Start Data for this exercise
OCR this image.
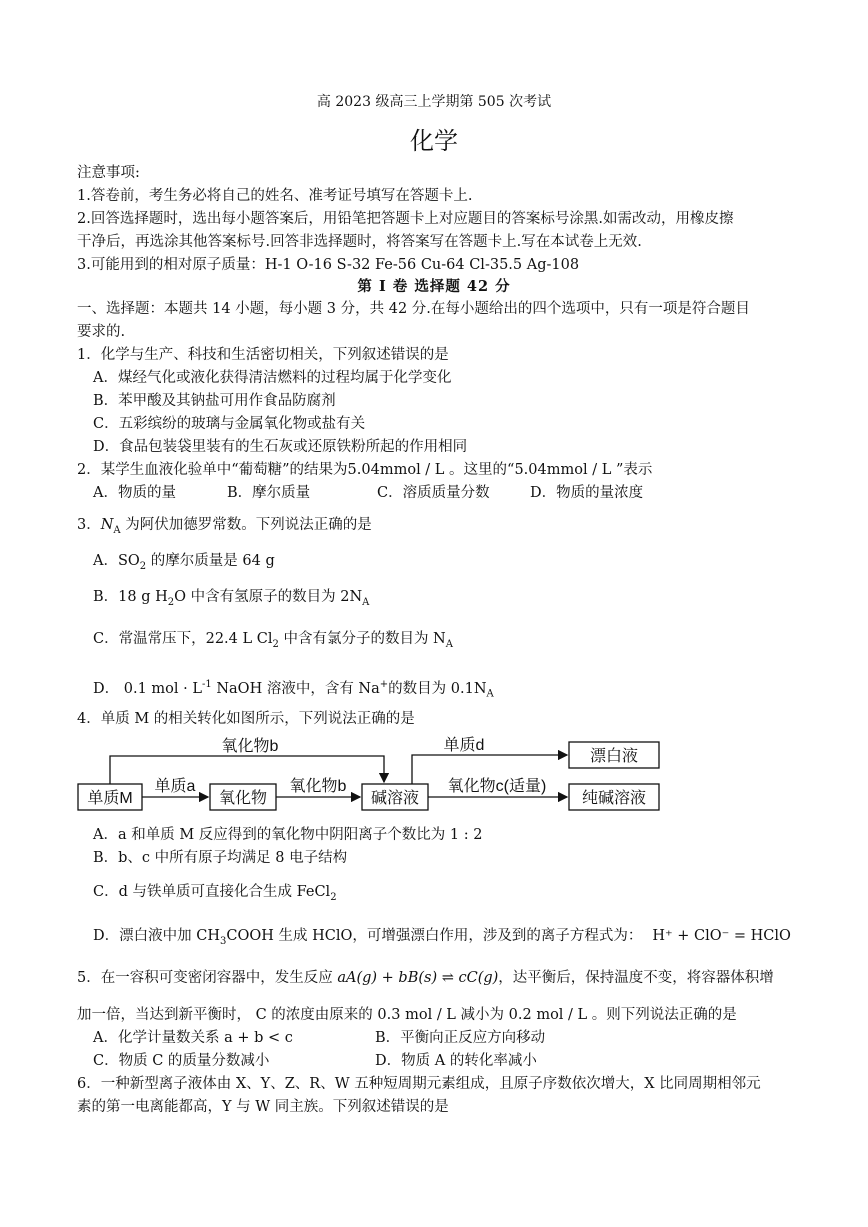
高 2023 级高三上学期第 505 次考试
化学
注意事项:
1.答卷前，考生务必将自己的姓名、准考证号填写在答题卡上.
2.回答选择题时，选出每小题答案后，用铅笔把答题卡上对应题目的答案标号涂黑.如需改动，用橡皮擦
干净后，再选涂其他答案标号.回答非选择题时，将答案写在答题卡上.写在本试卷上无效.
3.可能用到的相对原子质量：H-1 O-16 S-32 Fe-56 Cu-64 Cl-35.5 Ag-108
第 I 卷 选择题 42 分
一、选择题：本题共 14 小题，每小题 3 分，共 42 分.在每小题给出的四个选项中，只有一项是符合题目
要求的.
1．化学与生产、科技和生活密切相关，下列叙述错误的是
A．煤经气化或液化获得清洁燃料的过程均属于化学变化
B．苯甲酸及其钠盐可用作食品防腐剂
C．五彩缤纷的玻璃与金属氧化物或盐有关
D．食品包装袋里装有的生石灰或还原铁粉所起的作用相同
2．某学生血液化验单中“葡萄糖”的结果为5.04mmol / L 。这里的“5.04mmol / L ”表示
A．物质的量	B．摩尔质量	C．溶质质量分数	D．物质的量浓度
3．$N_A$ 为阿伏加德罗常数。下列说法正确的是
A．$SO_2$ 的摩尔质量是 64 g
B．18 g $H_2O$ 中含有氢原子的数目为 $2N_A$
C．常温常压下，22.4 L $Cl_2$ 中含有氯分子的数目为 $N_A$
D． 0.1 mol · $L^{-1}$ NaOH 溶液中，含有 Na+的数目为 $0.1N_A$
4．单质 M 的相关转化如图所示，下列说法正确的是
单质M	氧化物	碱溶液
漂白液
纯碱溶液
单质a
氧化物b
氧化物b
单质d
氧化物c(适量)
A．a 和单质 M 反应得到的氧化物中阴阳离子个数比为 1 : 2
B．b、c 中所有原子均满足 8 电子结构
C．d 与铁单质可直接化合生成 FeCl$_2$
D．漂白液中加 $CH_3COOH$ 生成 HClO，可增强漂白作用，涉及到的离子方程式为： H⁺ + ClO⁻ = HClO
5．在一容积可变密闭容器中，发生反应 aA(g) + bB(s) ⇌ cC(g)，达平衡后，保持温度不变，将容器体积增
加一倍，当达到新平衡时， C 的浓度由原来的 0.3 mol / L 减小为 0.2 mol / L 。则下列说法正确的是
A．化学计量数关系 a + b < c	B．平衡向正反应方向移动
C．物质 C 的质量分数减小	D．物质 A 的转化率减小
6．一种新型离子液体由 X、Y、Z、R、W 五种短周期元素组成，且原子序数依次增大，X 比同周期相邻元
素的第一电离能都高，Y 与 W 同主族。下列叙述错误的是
End Data for this exercise
§ Set task: Determine how many lines of the records above contain the word "下列叙述错误的是", and report only that number.

§ Solution for this problem: 2